╔══
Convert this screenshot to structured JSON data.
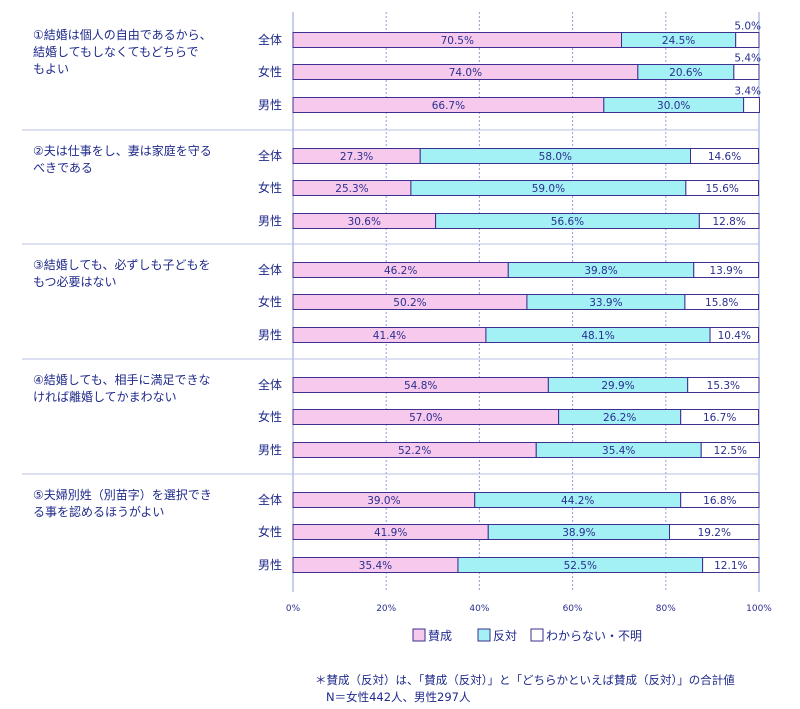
{
  "colors": {
    "approve": "#f7c9ec",
    "oppose": "#a3f1f4",
    "unknown": "#ffffff",
    "border": "#3b2f8f",
    "grid": "#8f9fdc",
    "separator": "#b9c2e6"
  },
  "chart_data": {
    "type": "bar",
    "orientation": "horizontal-stacked-100",
    "xlim": [
      0,
      100
    ],
    "ticks": [
      "0%",
      "20%",
      "40%",
      "60%",
      "80%",
      "100%"
    ],
    "legend": [
      "賛成",
      "反対",
      "わからない・不明"
    ],
    "questions": [
      {
        "text_lines": [
          "①結婚は個人の自由であるから、",
          "結婚してもしなくてもどちらで",
          "もよい"
        ],
        "rows": [
          {
            "label": "全体",
            "values": [
              70.5,
              24.5,
              5.0
            ],
            "labels": [
              "70.5%",
              "24.5%",
              "5.0%"
            ]
          },
          {
            "label": "女性",
            "values": [
              74.0,
              20.6,
              5.4
            ],
            "labels": [
              "74.0%",
              "20.6%",
              "5.4%"
            ]
          },
          {
            "label": "男性",
            "values": [
              66.7,
              30.0,
              3.4
            ],
            "labels": [
              "66.7%",
              "30.0%",
              "3.4%"
            ]
          }
        ]
      },
      {
        "text_lines": [
          "②夫は仕事をし、妻は家庭を守る",
          "べきである"
        ],
        "rows": [
          {
            "label": "全体",
            "values": [
              27.3,
              58.0,
              14.6
            ],
            "labels": [
              "27.3%",
              "58.0%",
              "14.6%"
            ]
          },
          {
            "label": "女性",
            "values": [
              25.3,
              59.0,
              15.6
            ],
            "labels": [
              "25.3%",
              "59.0%",
              "15.6%"
            ]
          },
          {
            "label": "男性",
            "values": [
              30.6,
              56.6,
              12.8
            ],
            "labels": [
              "30.6%",
              "56.6%",
              "12.8%"
            ]
          }
        ]
      },
      {
        "text_lines": [
          "③結婚しても、必ずしも子どもを",
          "もつ必要はない"
        ],
        "rows": [
          {
            "label": "全体",
            "values": [
              46.2,
              39.8,
              13.9
            ],
            "labels": [
              "46.2%",
              "39.8%",
              "13.9%"
            ]
          },
          {
            "label": "女性",
            "values": [
              50.2,
              33.9,
              15.8
            ],
            "labels": [
              "50.2%",
              "33.9%",
              "15.8%"
            ]
          },
          {
            "label": "男性",
            "values": [
              41.4,
              48.1,
              10.4
            ],
            "labels": [
              "41.4%",
              "48.1%",
              "10.4%"
            ]
          }
        ]
      },
      {
        "text_lines": [
          "④結婚しても、相手に満足できな",
          "ければ離婚してかまわない"
        ],
        "rows": [
          {
            "label": "全体",
            "values": [
              54.8,
              29.9,
              15.3
            ],
            "labels": [
              "54.8%",
              "29.9%",
              "15.3%"
            ]
          },
          {
            "label": "女性",
            "values": [
              57.0,
              26.2,
              16.7
            ],
            "labels": [
              "57.0%",
              "26.2%",
              "16.7%"
            ]
          },
          {
            "label": "男性",
            "values": [
              52.2,
              35.4,
              12.5
            ],
            "labels": [
              "52.2%",
              "35.4%",
              "12.5%"
            ]
          }
        ]
      },
      {
        "text_lines": [
          "⑤夫婦別姓（別苗字）を選択でき",
          "る事を認めるほうがよい"
        ],
        "rows": [
          {
            "label": "全体",
            "values": [
              39.0,
              44.2,
              16.8
            ],
            "labels": [
              "39.0%",
              "44.2%",
              "16.8%"
            ]
          },
          {
            "label": "女性",
            "values": [
              41.9,
              38.9,
              19.2
            ],
            "labels": [
              "41.9%",
              "38.9%",
              "19.2%"
            ]
          },
          {
            "label": "男性",
            "values": [
              35.4,
              52.5,
              12.1
            ],
            "labels": [
              "35.4%",
              "52.5%",
              "12.1%"
            ]
          }
        ]
      }
    ]
  },
  "notes": [
    "＊賛成（反対）は、「賛成（反対）」と「どちらかといえば賛成（反対）」の合計値",
    "N＝女性442人、男性297人"
  ]
}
╚══
▶ Exercise prompt: Copy the entries exactly. Leave out the images.

▶ Exercise response:
Convert this screenshot to structured JSON data.
{
  "colors": {
    "approve": "#f7c9ec",
    "oppose": "#a3f1f4",
    "unknown": "#ffffff",
    "border": "#3b2f8f",
    "grid": "#8f9fdc",
    "separator": "#b9c2e6"
  },
  "chart_data": {
    "type": "bar",
    "orientation": "horizontal-stacked-100",
    "xlim": [
      0,
      100
    ],
    "ticks": [
      "0%",
      "20%",
      "40%",
      "60%",
      "80%",
      "100%"
    ],
    "legend": [
      "賛成",
      "反対",
      "わからない・不明"
    ],
    "questions": [
      {
        "text_lines": [
          "①結婚は個人の自由であるから、",
          "結婚してもしなくてもどちらで",
          "もよい"
        ],
        "rows": [
          {
            "label": "全体",
            "values": [
              70.5,
              24.5,
              5.0
            ],
            "labels": [
              "70.5%",
              "24.5%",
              "5.0%"
            ]
          },
          {
            "label": "女性",
            "values": [
              74.0,
              20.6,
              5.4
            ],
            "labels": [
              "74.0%",
              "20.6%",
              "5.4%"
            ]
          },
          {
            "label": "男性",
            "values": [
              66.7,
              30.0,
              3.4
            ],
            "labels": [
              "66.7%",
              "30.0%",
              "3.4%"
            ]
          }
        ]
      },
      {
        "text_lines": [
          "②夫は仕事をし、妻は家庭を守る",
          "べきである"
        ],
        "rows": [
          {
            "label": "全体",
            "values": [
              27.3,
              58.0,
              14.6
            ],
            "labels": [
              "27.3%",
              "58.0%",
              "14.6%"
            ]
          },
          {
            "label": "女性",
            "values": [
              25.3,
              59.0,
              15.6
            ],
            "labels": [
              "25.3%",
              "59.0%",
              "15.6%"
            ]
          },
          {
            "label": "男性",
            "values": [
              30.6,
              56.6,
              12.8
            ],
            "labels": [
              "30.6%",
              "56.6%",
              "12.8%"
            ]
          }
        ]
      },
      {
        "text_lines": [
          "③結婚しても、必ずしも子どもを",
          "もつ必要はない"
        ],
        "rows": [
          {
            "label": "全体",
            "values": [
              46.2,
              39.8,
              13.9
            ],
            "labels": [
              "46.2%",
              "39.8%",
              "13.9%"
            ]
          },
          {
            "label": "女性",
            "values": [
              50.2,
              33.9,
              15.8
            ],
            "labels": [
              "50.2%",
              "33.9%",
              "15.8%"
            ]
          },
          {
            "label": "男性",
            "values": [
              41.4,
              48.1,
              10.4
            ],
            "labels": [
              "41.4%",
              "48.1%",
              "10.4%"
            ]
          }
        ]
      },
      {
        "text_lines": [
          "④結婚しても、相手に満足できな",
          "ければ離婚してかまわない"
        ],
        "rows": [
          {
            "label": "全体",
            "values": [
              54.8,
              29.9,
              15.3
            ],
            "labels": [
              "54.8%",
              "29.9%",
              "15.3%"
            ]
          },
          {
            "label": "女性",
            "values": [
              57.0,
              26.2,
              16.7
            ],
            "labels": [
              "57.0%",
              "26.2%",
              "16.7%"
            ]
          },
          {
            "label": "男性",
            "values": [
              52.2,
              35.4,
              12.5
            ],
            "labels": [
              "52.2%",
              "35.4%",
              "12.5%"
            ]
          }
        ]
      },
      {
        "text_lines": [
          "⑤夫婦別姓（別苗字）を選択でき",
          "る事を認めるほうがよい"
        ],
        "rows": [
          {
            "label": "全体",
            "values": [
              39.0,
              44.2,
              16.8
            ],
            "labels": [
              "39.0%",
              "44.2%",
              "16.8%"
            ]
          },
          {
            "label": "女性",
            "values": [
              41.9,
              38.9,
              19.2
            ],
            "labels": [
              "41.9%",
              "38.9%",
              "19.2%"
            ]
          },
          {
            "label": "男性",
            "values": [
              35.4,
              52.5,
              12.1
            ],
            "labels": [
              "35.4%",
              "52.5%",
              "12.1%"
            ]
          }
        ]
      }
    ]
  },
  "notes": [
    "＊賛成（反対）は、「賛成（反対）」と「どちらかといえば賛成（反対）」の合計値",
    "N＝女性442人、男性297人"
  ]
}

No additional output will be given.